## start

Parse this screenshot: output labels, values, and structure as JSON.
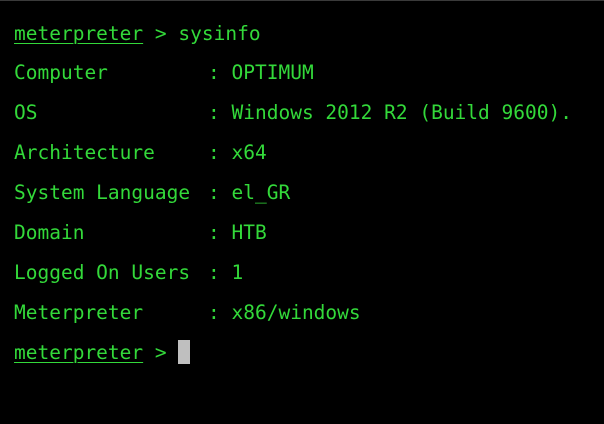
{
  "prompt": {
    "name": "meterpreter",
    "symbol": ">"
  },
  "command": "sysinfo",
  "separator": ":",
  "sysinfo": [
    {
      "key": "Computer",
      "value": "OPTIMUM"
    },
    {
      "key": "OS",
      "value": "Windows 2012 R2 (Build 9600)."
    },
    {
      "key": "Architecture",
      "value": "x64"
    },
    {
      "key": "System Language",
      "value": "el_GR"
    },
    {
      "key": "Domain",
      "value": "HTB"
    },
    {
      "key": "Logged On Users",
      "value": "1"
    },
    {
      "key": "Meterpreter",
      "value": "x86/windows"
    }
  ],
  "colors": {
    "background": "#000000",
    "text": "#33d93a",
    "cursor": "#bfbfbf"
  }
}
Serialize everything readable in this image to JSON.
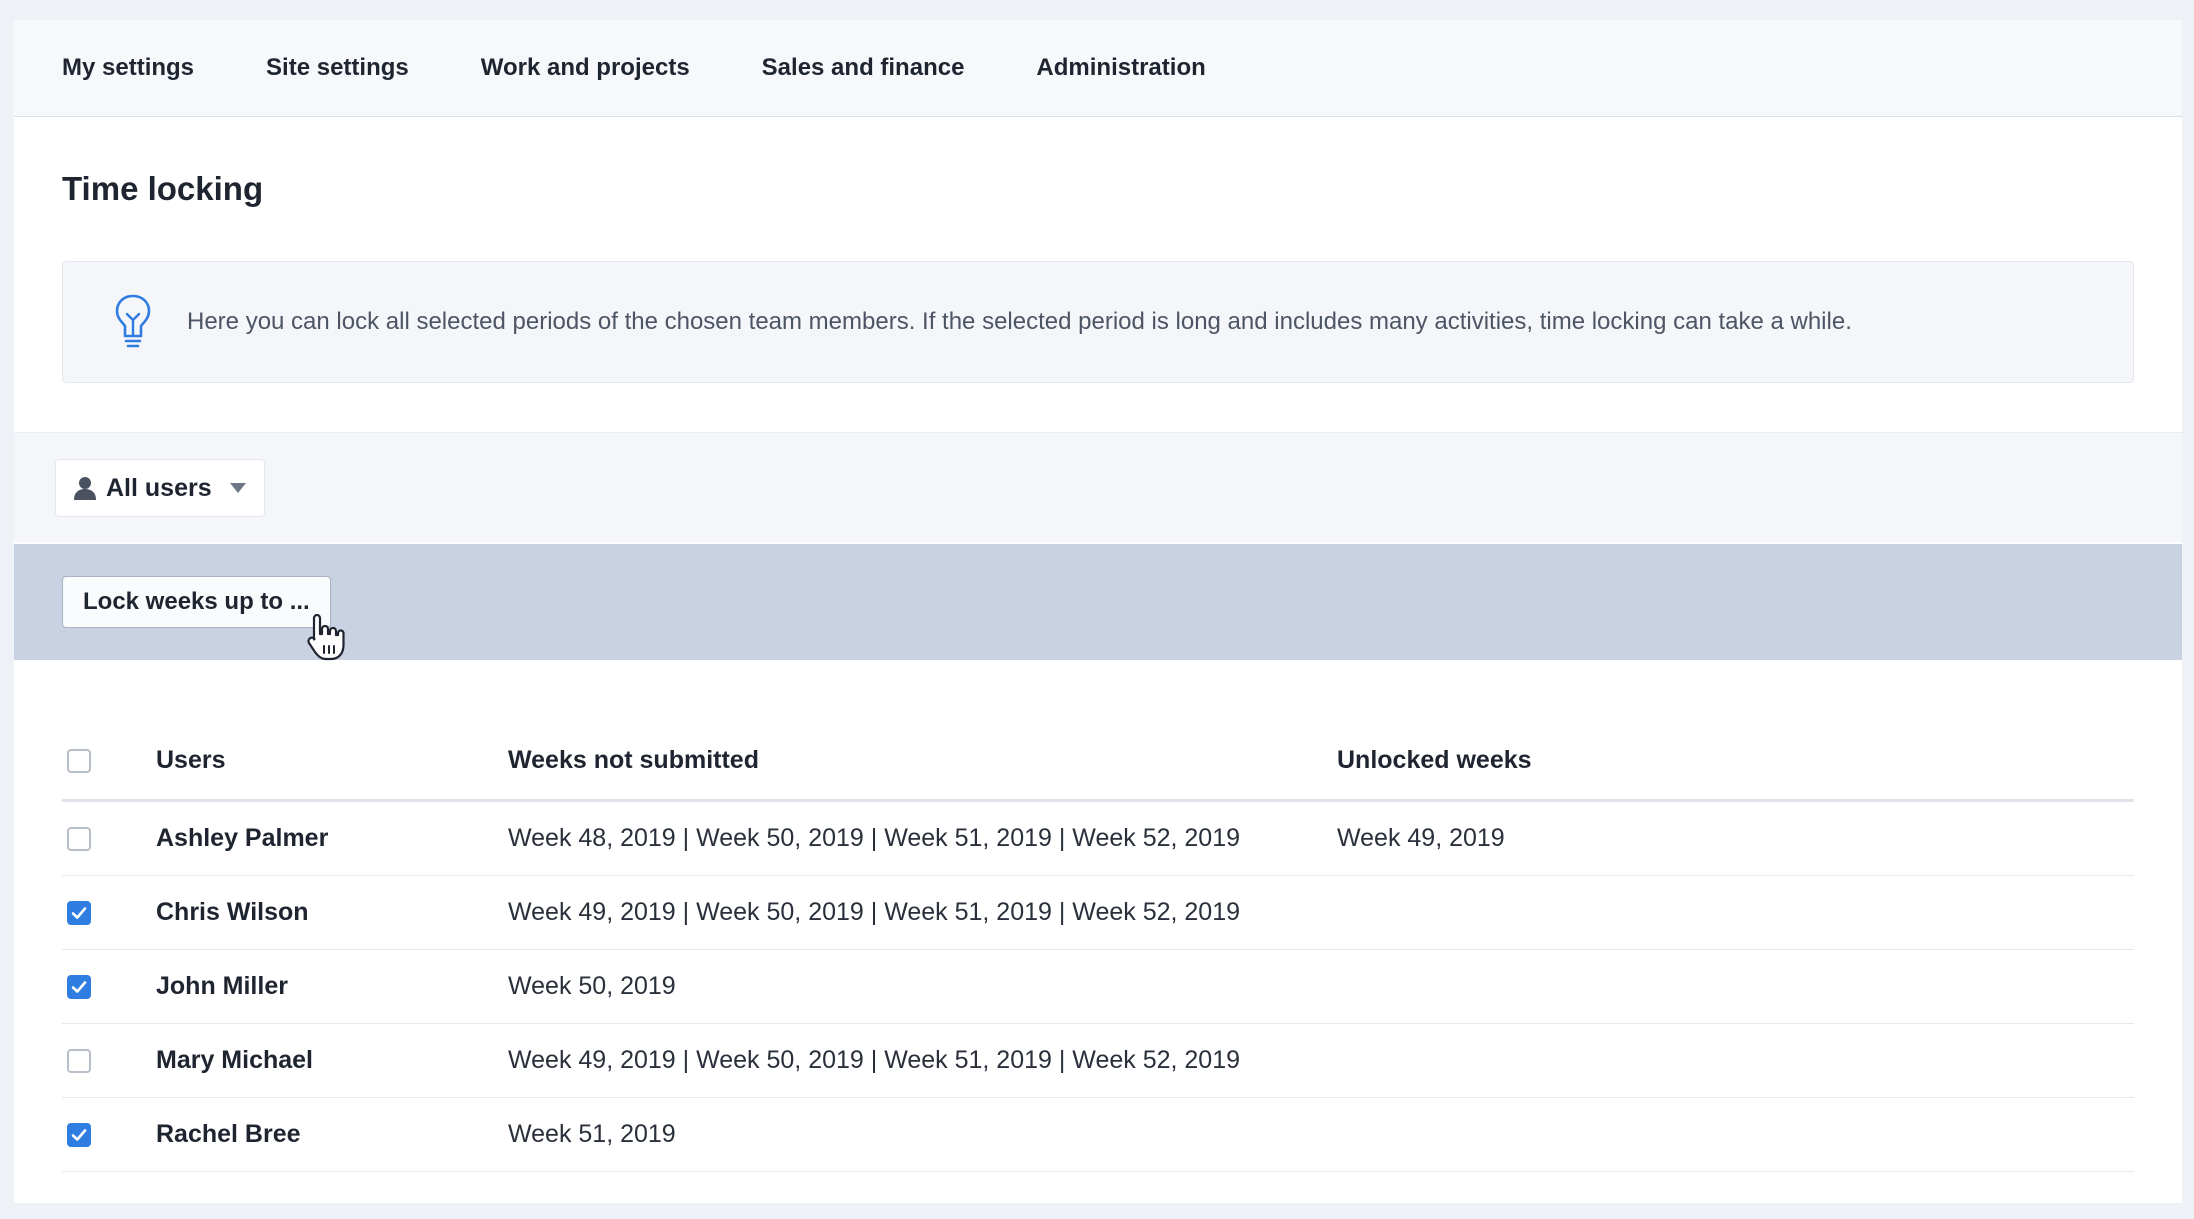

## end

* [Description of the task]: Write out the material above once more, exactly as it reads, with no pictures.

* [The result]:
Parse this screenshot: output labels, values, and structure as JSON.
{
  "prompt": {
    "name": "meterpreter",
    "symbol": ">"
  },
  "command": "sysinfo",
  "separator": ":",
  "sysinfo": [
    {
      "key": "Computer",
      "value": "OPTIMUM"
    },
    {
      "key": "OS",
      "value": "Windows 2012 R2 (Build 9600)."
    },
    {
      "key": "Architecture",
      "value": "x64"
    },
    {
      "key": "System Language",
      "value": "el_GR"
    },
    {
      "key": "Domain",
      "value": "HTB"
    },
    {
      "key": "Logged On Users",
      "value": "1"
    },
    {
      "key": "Meterpreter",
      "value": "x86/windows"
    }
  ],
  "colors": {
    "background": "#000000",
    "text": "#33d93a",
    "cursor": "#bfbfbf"
  }
}
Serialize everything readable in this image to JSON.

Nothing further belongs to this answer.